### What to produce
Quote every entry word for word.

### Extracted data
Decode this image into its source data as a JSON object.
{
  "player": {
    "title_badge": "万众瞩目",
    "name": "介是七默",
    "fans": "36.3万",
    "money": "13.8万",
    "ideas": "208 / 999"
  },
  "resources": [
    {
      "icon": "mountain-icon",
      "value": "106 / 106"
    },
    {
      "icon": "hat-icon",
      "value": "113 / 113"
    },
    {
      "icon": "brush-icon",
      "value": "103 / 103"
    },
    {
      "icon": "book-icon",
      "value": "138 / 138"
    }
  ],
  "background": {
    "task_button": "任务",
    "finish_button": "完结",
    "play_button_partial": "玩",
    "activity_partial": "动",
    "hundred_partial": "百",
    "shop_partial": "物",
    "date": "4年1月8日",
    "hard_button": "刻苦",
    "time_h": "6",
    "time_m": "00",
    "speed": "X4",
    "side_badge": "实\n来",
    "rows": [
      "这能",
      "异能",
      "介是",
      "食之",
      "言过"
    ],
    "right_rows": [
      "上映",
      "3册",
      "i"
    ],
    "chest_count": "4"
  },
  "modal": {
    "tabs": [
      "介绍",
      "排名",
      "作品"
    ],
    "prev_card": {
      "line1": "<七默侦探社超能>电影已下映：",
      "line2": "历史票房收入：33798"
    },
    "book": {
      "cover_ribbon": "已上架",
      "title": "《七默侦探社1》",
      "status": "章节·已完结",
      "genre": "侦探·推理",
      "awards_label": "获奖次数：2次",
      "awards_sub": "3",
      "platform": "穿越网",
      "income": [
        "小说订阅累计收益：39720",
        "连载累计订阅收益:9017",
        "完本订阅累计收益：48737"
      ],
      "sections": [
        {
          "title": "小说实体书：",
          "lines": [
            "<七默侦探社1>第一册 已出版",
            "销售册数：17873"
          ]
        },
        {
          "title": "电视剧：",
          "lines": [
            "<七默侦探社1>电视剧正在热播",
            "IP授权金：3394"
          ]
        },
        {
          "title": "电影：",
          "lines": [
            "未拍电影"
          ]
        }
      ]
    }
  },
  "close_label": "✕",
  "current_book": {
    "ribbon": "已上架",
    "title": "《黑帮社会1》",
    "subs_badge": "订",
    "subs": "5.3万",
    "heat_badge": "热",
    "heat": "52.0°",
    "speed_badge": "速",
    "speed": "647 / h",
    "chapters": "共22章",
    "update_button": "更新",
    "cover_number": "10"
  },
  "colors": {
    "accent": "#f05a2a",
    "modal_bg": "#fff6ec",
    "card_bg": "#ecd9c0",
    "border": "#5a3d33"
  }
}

### Exercise response
Decode this image into its source data as a JSON object.
{
  "player": {
    "title_badge": "万众瞩目",
    "name": "介是七默",
    "fans": "36.3万",
    "money": "13.8万",
    "ideas": "208 / 999"
  },
  "resources": [
    {
      "icon": "mountain-icon",
      "value": "106 / 106"
    },
    {
      "icon": "hat-icon",
      "value": "113 / 113"
    },
    {
      "icon": "brush-icon",
      "value": "103 / 103"
    },
    {
      "icon": "book-icon",
      "value": "138 / 138"
    }
  ],
  "background": {
    "task_button": "任务",
    "finish_button": "完结",
    "play_button_partial": "玩",
    "activity_partial": "动",
    "hundred_partial": "百",
    "shop_partial": "物",
    "date": "4年1月8日",
    "hard_button": "刻苦",
    "time_h": "6",
    "time_m": "00",
    "speed": "X4",
    "side_badge": "实\n来",
    "rows": [
      "这能",
      "异能",
      "介是",
      "食之",
      "言过"
    ],
    "right_rows": [
      "上映",
      "3册",
      "i"
    ],
    "chest_count": "4"
  },
  "modal": {
    "tabs": [
      "介绍",
      "排名",
      "作品"
    ],
    "prev_card": {
      "line1": "<七默侦探社超能>电影已下映：",
      "line2": "历史票房收入：33798"
    },
    "book": {
      "cover_ribbon": "已上架",
      "title": "《七默侦探社1》",
      "status": "章节·已完结",
      "genre": "侦探·推理",
      "awards_label": "获奖次数：2次",
      "awards_sub": "3",
      "platform": "穿越网",
      "income": [
        "小说订阅累计收益：39720",
        "连载累计订阅收益:9017",
        "完本订阅累计收益：48737"
      ],
      "sections": [
        {
          "title": "小说实体书：",
          "lines": [
            "<七默侦探社1>第一册 已出版",
            "销售册数：17873"
          ]
        },
        {
          "title": "电视剧：",
          "lines": [
            "<七默侦探社1>电视剧正在热播",
            "IP授权金：3394"
          ]
        },
        {
          "title": "电影：",
          "lines": [
            "未拍电影"
          ]
        }
      ]
    }
  },
  "close_label": "✕",
  "current_book": {
    "ribbon": "已上架",
    "title": "《黑帮社会1》",
    "subs_badge": "订",
    "subs": "5.3万",
    "heat_badge": "热",
    "heat": "52.0°",
    "speed_badge": "速",
    "speed": "647 / h",
    "chapters": "共22章",
    "update_button": "更新",
    "cover_number": "10"
  },
  "colors": {
    "accent": "#f05a2a",
    "modal_bg": "#fff6ec",
    "card_bg": "#ecd9c0",
    "border": "#5a3d33"
  }
}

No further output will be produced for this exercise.